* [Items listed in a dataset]
+---+
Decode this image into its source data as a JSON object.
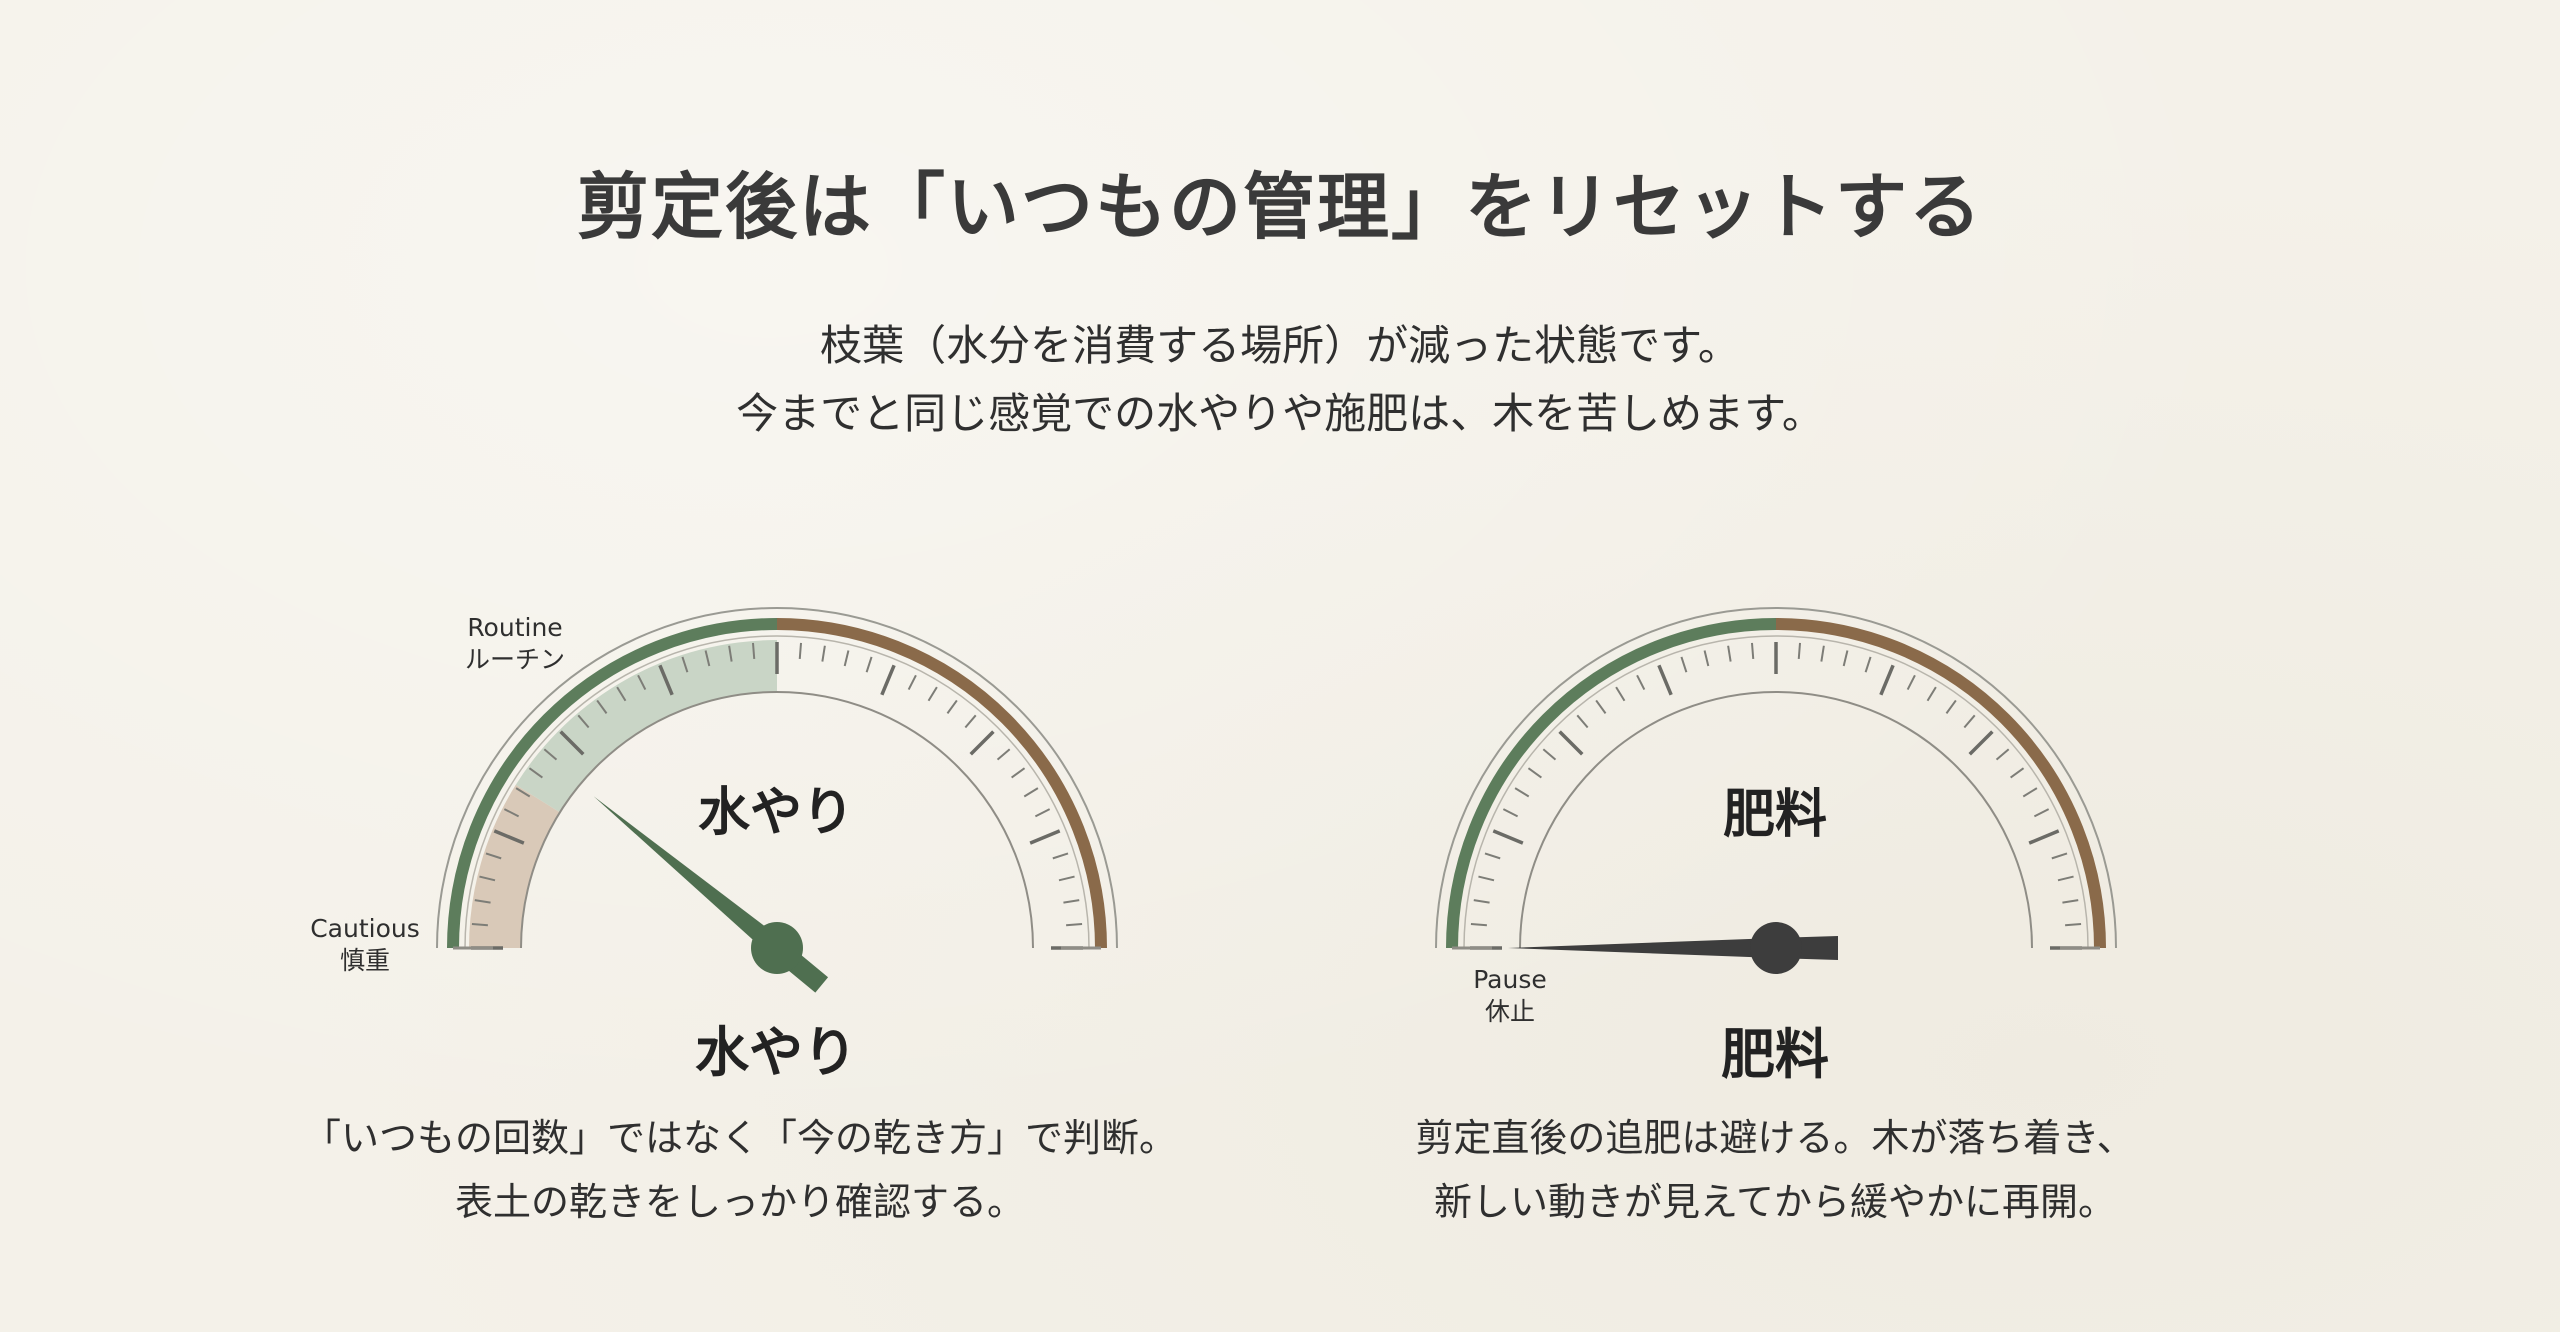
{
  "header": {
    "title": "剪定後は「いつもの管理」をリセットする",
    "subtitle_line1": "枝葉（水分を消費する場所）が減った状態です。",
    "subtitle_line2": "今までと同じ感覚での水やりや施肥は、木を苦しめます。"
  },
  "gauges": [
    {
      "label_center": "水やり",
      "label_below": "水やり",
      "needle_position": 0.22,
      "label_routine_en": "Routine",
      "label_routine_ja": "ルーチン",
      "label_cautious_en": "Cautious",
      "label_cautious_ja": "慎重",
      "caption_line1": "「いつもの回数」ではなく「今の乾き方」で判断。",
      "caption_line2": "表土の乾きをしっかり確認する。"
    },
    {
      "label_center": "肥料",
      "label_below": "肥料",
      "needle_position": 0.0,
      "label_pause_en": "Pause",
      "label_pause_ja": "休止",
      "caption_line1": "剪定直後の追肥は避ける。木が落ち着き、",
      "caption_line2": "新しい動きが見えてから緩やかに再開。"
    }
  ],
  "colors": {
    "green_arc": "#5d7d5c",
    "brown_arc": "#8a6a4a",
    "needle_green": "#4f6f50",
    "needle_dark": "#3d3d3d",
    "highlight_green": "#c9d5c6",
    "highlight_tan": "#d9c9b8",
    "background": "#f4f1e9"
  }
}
+---+
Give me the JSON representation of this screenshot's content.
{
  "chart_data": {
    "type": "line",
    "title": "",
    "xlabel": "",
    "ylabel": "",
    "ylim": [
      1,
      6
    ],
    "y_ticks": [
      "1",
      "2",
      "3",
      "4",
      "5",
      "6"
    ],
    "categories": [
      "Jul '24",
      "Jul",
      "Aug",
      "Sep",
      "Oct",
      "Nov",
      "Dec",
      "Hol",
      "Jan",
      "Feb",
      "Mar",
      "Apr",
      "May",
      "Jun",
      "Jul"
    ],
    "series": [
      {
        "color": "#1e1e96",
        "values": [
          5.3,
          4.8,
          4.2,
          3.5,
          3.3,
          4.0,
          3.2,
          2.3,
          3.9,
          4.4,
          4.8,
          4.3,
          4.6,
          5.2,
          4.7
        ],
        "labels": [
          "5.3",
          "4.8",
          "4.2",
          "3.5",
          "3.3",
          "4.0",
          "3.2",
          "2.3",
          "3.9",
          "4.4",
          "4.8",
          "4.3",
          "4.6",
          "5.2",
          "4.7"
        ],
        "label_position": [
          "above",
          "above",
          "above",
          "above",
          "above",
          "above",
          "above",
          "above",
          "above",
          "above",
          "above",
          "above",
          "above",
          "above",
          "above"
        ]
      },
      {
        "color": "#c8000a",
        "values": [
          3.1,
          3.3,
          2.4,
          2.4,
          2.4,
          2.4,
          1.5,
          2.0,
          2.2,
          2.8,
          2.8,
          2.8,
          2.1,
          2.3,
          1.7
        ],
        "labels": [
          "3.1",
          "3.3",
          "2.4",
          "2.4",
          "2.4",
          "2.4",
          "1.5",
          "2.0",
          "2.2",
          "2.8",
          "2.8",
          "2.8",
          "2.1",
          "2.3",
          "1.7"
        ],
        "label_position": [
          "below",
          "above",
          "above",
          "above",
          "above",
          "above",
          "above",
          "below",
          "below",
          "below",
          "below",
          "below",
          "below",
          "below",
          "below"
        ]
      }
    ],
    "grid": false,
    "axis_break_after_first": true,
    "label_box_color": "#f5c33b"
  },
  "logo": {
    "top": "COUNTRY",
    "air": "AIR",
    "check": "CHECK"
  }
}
+---+
* [Description of the task]
Which lines include the word "JSON"? List them all.

* [The reply]
Decode this image into its source data as a JSON object.
Give me the JSON representation of this screenshot's content.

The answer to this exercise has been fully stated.